## What is expected
The complete listing should be restated exactly.

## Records
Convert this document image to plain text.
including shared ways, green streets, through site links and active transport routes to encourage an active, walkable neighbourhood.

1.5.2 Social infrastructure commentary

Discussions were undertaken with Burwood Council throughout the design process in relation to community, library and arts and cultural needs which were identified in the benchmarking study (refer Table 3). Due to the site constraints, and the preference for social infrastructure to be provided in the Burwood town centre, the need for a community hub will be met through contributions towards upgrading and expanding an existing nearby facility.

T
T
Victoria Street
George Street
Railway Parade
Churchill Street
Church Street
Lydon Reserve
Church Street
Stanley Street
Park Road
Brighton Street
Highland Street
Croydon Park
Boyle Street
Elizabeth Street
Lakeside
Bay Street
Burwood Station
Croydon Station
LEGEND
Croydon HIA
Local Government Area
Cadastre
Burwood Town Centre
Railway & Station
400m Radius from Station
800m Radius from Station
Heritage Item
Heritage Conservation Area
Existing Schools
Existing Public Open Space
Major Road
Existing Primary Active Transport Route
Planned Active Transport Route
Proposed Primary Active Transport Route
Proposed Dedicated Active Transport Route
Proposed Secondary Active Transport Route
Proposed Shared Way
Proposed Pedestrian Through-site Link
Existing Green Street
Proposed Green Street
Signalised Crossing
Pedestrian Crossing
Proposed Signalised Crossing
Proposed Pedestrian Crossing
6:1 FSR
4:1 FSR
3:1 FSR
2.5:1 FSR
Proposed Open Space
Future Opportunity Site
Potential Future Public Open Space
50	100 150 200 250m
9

## Solution to this problem
Convert this document image to plain text.
including shared ways, green streets, through site links and active transport routes to encourage an active, walkable neighbourhood.

1.5.2 Social infrastructure commentary

Discussions were undertaken with Burwood Council throughout the design process in relation to community, library and arts and cultural needs which were identified in the benchmarking study (refer Table 3). Due to the site constraints, and the preference for social infrastructure to be provided in the Burwood town centre, the need for a community hub will be met through contributions towards upgrading and expanding an existing nearby facility.

T
T
Victoria Street
George Street
Railway Parade
Churchill Street
Church Street
Lydon Reserve
Church Street
Stanley Street
Park Road
Brighton Street
Highland Street
Croydon Park
Boyle Street
Elizabeth Street
Lakeside
Bay Street
Burwood Station
Croydon Station
LEGEND
Croydon HIA
Local Government Area
Cadastre
Burwood Town Centre
Railway & Station
400m Radius from Station
800m Radius from Station
Heritage Item
Heritage Conservation Area
Existing Schools
Existing Public Open Space
Major Road
Existing Primary Active Transport Route
Planned Active Transport Route
Proposed Primary Active Transport Route
Proposed Dedicated Active Transport Route
Proposed Secondary Active Transport Route
Proposed Shared Way
Proposed Pedestrian Through-site Link
Existing Green Street
Proposed Green Street
Signalised Crossing
Pedestrian Crossing
Proposed Signalised Crossing
Proposed Pedestrian Crossing
6:1 FSR
4:1 FSR
3:1 FSR
2.5:1 FSR
Proposed Open Space
Future Opportunity Site
Potential Future Public Open Space
50	100 150 200 250m
9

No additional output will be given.